**TASK PROMPT**
Identify the lines bearing the string "JSON" and gather them.

(Figure dataset records)
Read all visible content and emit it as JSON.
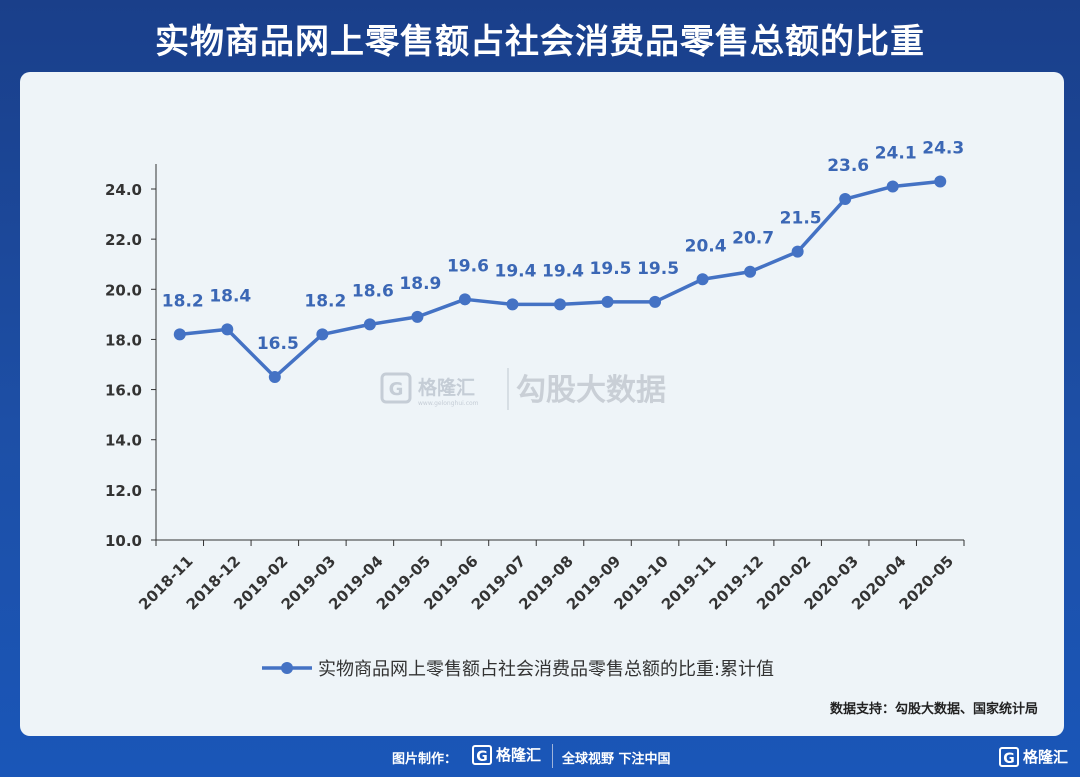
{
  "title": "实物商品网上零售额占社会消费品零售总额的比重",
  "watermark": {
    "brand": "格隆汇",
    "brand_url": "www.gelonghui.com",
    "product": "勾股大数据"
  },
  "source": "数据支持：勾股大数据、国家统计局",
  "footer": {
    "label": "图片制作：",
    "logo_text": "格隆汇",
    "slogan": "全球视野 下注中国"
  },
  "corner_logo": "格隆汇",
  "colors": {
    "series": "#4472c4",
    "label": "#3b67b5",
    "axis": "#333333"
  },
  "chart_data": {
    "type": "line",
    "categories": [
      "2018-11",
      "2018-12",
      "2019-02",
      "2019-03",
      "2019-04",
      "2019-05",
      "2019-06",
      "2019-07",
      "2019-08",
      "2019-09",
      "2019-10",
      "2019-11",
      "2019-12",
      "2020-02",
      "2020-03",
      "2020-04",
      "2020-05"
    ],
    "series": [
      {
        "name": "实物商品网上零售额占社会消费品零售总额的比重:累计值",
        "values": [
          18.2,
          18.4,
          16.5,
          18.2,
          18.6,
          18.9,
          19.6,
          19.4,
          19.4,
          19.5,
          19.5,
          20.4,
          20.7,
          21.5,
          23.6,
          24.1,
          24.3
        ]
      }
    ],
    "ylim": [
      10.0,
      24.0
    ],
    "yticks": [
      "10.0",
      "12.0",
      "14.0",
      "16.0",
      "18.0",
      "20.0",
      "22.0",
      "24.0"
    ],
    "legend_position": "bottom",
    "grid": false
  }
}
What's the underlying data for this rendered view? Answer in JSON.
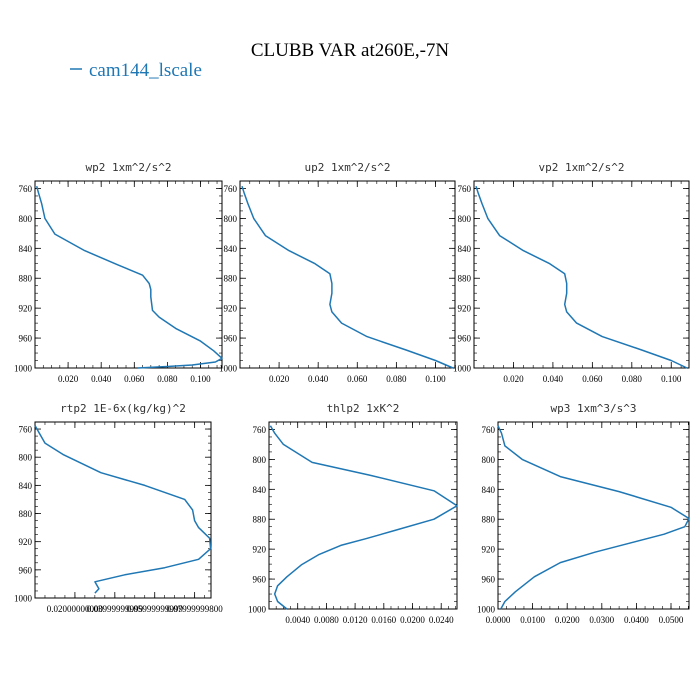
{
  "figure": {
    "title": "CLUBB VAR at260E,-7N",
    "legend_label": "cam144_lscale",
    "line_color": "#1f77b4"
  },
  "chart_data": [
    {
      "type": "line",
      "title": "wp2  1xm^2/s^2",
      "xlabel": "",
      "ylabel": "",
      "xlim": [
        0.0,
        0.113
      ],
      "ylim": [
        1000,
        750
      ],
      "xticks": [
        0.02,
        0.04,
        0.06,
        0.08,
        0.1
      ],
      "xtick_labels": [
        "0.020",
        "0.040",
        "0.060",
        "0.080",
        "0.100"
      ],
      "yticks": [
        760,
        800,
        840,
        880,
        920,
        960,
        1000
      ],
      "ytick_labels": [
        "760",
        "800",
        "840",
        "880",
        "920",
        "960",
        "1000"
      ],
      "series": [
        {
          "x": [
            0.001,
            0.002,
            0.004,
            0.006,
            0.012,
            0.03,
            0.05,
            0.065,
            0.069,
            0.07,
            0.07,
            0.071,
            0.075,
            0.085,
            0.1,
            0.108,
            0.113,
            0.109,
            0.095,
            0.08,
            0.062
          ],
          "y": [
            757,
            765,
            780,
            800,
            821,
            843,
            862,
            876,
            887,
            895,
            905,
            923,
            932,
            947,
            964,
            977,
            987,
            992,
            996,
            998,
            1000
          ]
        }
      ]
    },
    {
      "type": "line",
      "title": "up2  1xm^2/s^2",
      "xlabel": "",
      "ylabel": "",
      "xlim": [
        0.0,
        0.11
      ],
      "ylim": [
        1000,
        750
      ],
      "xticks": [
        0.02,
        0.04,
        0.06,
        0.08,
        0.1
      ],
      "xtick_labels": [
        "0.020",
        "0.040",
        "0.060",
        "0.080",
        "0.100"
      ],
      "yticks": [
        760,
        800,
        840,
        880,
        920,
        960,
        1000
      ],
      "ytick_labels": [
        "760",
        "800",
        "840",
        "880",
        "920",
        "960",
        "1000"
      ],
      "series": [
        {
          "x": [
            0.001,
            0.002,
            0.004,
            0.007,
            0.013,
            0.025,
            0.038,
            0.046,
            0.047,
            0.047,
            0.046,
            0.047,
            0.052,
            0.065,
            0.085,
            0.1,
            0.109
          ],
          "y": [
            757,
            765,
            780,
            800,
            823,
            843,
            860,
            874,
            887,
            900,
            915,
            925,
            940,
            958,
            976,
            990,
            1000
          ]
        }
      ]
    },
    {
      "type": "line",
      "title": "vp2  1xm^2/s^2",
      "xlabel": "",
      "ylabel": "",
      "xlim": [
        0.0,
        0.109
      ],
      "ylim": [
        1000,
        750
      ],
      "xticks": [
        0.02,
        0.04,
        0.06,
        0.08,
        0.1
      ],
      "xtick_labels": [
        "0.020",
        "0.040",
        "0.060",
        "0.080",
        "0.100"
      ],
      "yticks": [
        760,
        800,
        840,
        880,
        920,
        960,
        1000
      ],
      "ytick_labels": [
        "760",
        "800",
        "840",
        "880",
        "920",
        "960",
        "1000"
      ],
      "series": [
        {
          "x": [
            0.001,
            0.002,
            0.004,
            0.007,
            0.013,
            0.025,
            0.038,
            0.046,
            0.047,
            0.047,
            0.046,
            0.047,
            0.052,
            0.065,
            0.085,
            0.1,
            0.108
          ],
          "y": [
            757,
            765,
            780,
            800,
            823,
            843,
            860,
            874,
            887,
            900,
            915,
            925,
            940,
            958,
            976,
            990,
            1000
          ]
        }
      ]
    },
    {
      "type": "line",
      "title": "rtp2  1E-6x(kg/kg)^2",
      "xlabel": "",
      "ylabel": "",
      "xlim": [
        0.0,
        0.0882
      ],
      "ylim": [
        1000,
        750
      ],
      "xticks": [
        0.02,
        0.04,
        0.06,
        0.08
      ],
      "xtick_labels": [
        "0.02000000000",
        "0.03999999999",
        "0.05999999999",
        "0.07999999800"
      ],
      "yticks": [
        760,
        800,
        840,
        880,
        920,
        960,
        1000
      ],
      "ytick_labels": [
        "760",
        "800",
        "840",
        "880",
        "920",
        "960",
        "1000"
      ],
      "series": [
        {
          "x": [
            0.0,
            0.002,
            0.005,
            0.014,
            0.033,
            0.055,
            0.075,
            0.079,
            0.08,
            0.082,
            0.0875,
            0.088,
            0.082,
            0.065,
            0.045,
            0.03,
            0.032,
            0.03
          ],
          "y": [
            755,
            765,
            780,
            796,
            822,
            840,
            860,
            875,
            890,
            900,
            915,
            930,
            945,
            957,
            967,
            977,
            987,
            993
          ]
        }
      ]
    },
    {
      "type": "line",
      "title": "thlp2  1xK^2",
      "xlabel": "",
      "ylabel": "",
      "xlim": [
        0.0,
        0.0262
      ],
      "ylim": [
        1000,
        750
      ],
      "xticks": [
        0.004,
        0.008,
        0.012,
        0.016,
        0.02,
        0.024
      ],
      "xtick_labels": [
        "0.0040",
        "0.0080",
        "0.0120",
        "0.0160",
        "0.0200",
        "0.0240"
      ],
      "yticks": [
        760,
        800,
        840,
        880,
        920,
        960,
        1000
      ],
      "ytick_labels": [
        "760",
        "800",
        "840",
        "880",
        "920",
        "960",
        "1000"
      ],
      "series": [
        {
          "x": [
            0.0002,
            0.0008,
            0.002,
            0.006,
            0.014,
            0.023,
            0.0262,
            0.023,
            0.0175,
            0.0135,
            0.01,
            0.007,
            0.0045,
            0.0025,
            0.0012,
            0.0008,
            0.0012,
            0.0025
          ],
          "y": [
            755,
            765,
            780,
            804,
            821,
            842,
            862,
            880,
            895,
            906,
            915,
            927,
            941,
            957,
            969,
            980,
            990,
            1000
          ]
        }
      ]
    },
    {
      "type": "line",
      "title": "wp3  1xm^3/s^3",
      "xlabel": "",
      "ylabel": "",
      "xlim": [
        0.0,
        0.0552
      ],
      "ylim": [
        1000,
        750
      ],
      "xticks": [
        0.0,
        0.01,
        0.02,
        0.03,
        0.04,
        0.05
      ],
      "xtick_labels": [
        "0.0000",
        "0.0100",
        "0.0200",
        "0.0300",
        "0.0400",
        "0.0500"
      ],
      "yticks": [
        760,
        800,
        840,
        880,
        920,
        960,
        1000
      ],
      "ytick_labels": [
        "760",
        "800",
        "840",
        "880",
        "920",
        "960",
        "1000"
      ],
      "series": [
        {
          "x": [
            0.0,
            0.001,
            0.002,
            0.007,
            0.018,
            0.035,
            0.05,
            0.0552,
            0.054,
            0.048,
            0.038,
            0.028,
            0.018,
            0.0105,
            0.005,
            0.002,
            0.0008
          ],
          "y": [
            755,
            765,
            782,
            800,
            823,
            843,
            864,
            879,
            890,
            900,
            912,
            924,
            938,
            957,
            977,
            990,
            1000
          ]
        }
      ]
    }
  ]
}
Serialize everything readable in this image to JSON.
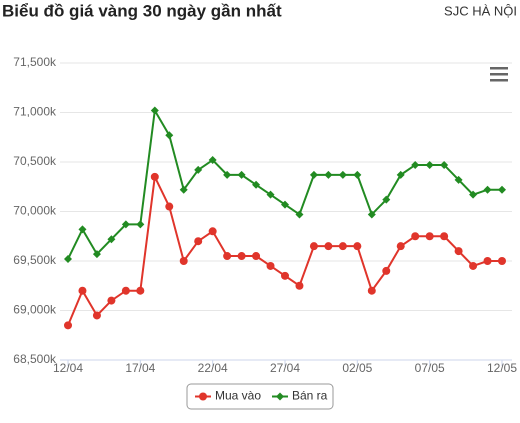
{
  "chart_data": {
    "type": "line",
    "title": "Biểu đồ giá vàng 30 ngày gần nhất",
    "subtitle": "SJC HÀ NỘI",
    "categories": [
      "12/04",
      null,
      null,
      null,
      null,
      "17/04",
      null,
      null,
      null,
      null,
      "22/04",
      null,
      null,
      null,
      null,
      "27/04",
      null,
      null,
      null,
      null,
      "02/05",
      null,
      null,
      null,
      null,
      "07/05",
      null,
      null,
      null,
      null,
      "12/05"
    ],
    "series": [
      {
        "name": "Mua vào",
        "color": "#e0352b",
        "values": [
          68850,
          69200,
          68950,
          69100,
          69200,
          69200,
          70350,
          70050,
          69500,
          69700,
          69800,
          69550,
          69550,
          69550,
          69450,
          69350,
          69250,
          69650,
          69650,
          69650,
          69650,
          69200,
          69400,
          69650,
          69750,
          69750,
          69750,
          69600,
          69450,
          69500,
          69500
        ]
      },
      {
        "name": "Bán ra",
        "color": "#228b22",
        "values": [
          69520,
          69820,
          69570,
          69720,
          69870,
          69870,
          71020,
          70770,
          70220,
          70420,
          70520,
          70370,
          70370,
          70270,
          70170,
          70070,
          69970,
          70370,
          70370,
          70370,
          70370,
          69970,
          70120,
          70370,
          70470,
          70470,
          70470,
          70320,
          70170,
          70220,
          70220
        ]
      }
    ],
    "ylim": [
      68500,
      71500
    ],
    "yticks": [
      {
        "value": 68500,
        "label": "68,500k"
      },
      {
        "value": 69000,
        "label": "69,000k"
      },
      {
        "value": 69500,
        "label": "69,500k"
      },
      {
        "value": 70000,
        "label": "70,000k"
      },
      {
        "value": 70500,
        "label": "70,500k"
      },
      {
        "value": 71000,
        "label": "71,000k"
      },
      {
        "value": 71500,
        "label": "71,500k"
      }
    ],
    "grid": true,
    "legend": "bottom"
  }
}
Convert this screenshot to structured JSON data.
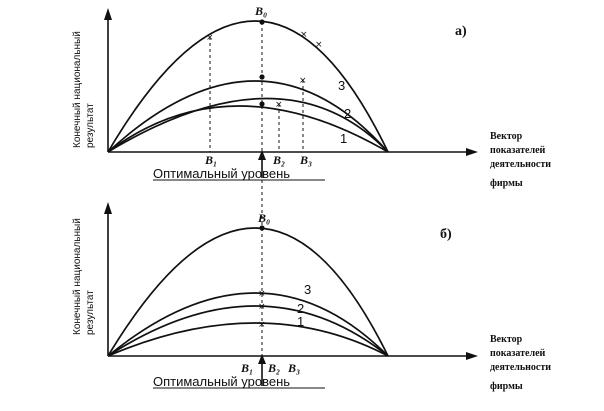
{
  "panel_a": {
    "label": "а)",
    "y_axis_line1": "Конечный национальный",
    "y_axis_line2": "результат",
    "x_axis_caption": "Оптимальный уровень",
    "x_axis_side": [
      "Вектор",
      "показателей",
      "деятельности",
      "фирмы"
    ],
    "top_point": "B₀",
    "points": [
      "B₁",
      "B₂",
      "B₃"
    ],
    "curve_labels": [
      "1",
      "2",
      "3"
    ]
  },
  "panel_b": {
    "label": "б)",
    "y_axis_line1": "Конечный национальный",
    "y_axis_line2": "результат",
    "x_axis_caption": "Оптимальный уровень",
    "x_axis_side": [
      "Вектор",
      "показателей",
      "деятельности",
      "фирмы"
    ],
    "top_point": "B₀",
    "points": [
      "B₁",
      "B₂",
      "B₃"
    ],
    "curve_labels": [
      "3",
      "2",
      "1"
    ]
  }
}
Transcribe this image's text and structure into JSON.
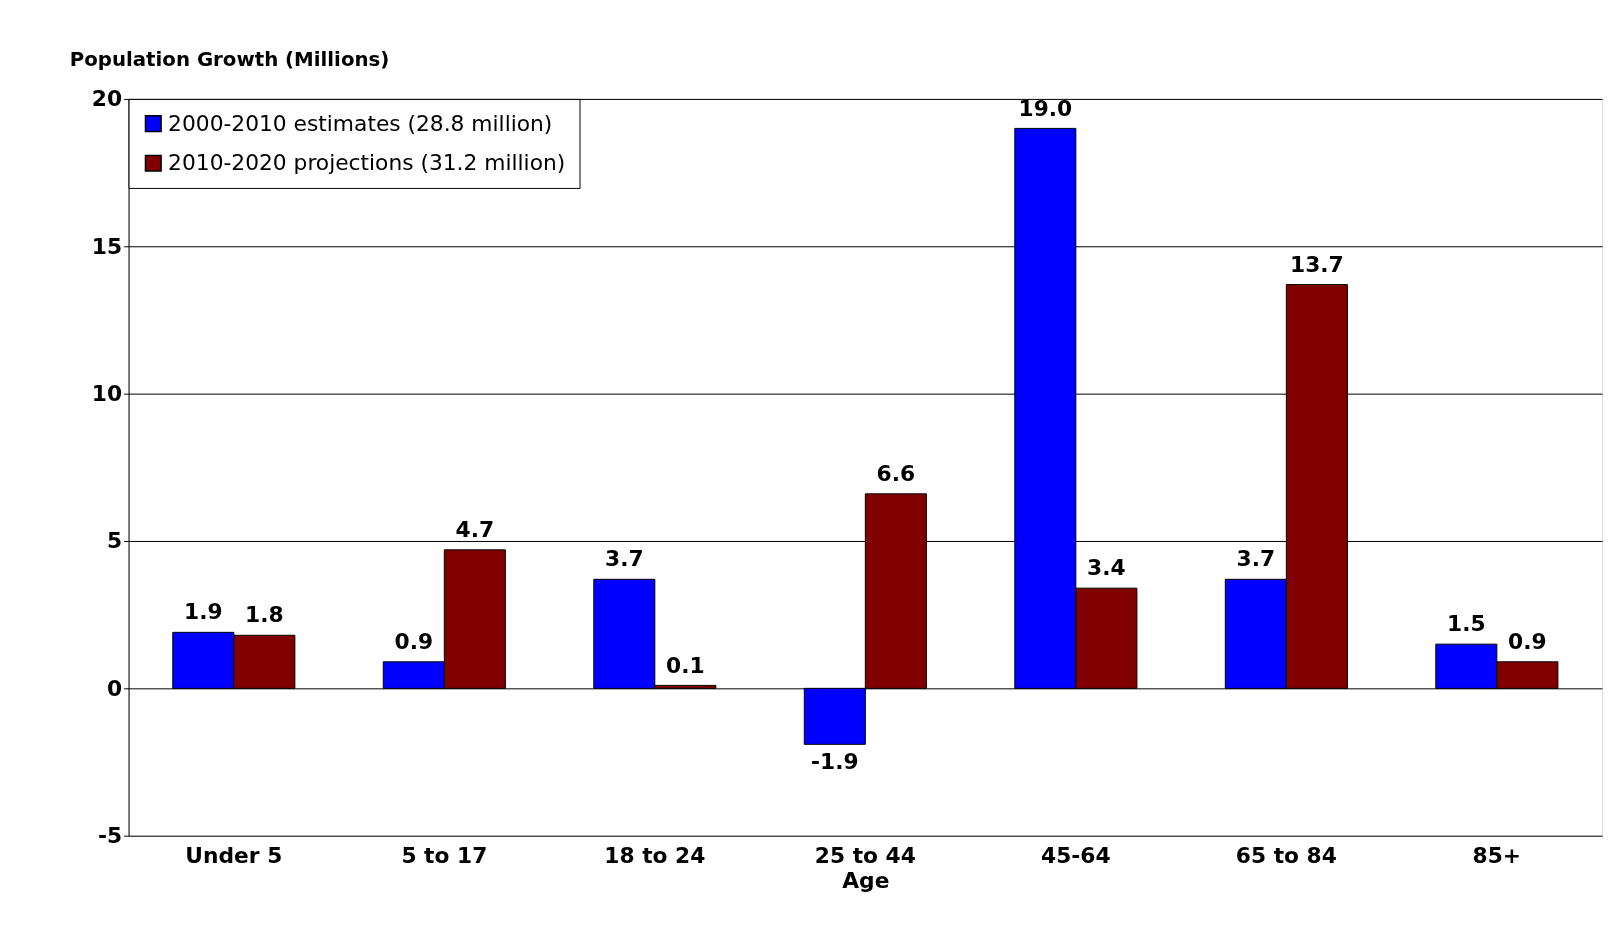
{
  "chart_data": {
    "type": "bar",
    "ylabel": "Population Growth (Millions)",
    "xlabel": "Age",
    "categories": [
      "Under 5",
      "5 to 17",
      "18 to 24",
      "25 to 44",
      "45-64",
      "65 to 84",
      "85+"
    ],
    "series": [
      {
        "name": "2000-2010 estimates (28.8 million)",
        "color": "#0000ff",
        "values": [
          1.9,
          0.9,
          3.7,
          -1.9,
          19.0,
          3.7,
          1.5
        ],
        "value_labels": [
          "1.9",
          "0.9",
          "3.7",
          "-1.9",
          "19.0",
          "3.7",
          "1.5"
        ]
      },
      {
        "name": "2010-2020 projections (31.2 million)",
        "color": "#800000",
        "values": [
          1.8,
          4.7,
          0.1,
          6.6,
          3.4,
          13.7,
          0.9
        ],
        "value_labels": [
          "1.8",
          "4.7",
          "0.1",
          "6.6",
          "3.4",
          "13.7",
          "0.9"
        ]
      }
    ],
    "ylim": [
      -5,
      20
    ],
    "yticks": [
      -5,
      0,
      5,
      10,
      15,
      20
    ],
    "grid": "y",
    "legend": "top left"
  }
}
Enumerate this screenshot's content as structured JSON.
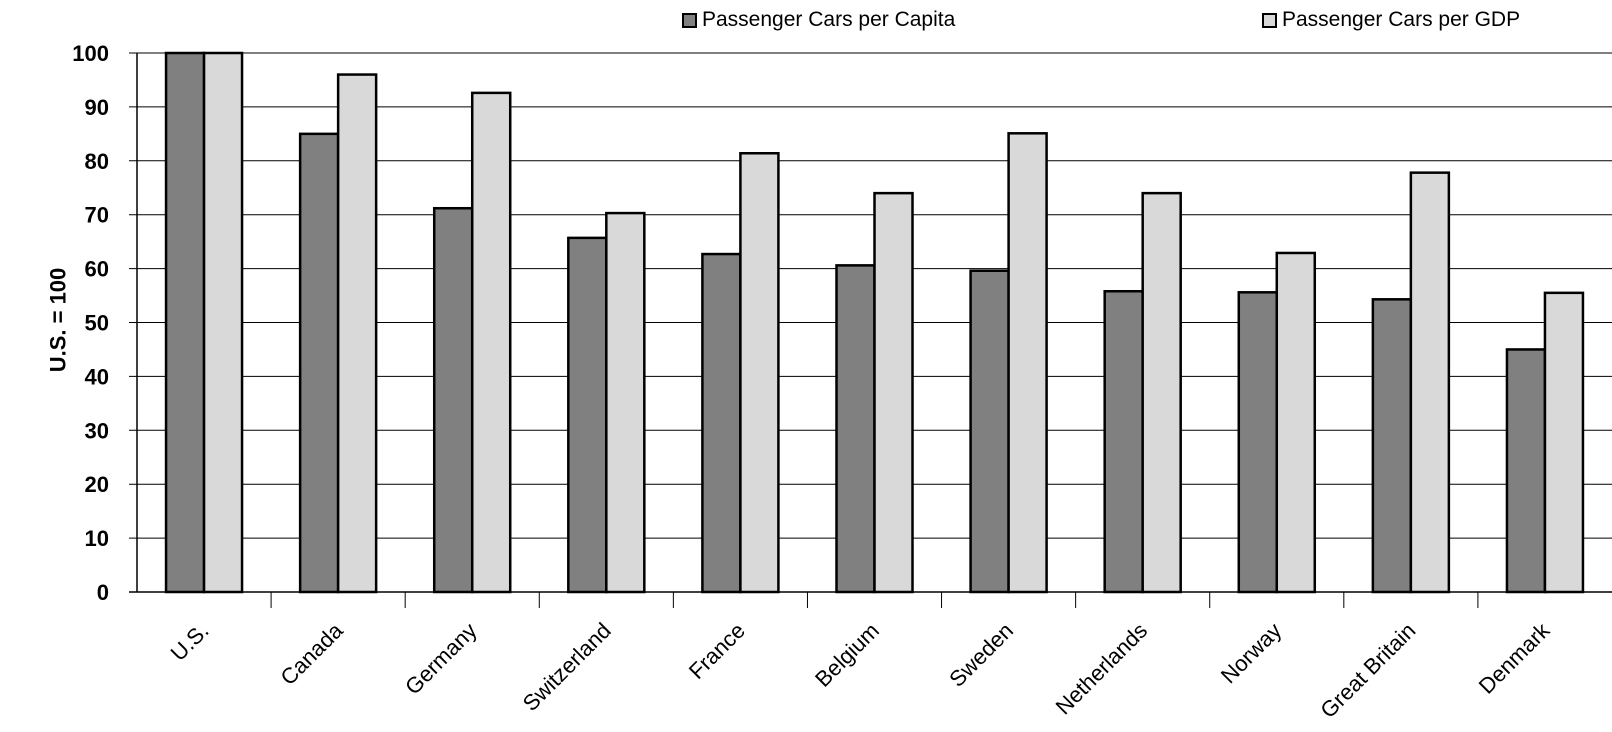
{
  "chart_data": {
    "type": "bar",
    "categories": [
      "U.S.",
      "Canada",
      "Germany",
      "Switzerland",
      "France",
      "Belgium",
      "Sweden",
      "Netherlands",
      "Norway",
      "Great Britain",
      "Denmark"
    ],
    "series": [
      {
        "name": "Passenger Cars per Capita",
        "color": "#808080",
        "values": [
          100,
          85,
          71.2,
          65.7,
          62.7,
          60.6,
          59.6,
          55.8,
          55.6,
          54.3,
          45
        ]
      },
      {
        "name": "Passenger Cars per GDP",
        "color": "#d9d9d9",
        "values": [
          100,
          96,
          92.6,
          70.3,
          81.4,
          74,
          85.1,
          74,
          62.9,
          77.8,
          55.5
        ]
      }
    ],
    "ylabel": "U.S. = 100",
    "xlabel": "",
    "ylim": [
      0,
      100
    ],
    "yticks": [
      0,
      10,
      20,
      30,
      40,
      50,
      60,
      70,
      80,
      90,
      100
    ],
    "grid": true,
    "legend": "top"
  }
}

**EXERCISE RESPONSE**
Read all visible content and emit it as JSON.
What's the underlying data for this rendered view? Answer in JSON.
Serialize everything readable in this image to JSON.
Convert this screenshot to structured JSON data.
Transcribe this image's text and structure into JSON.
Enumerate this screenshot's content as structured JSON.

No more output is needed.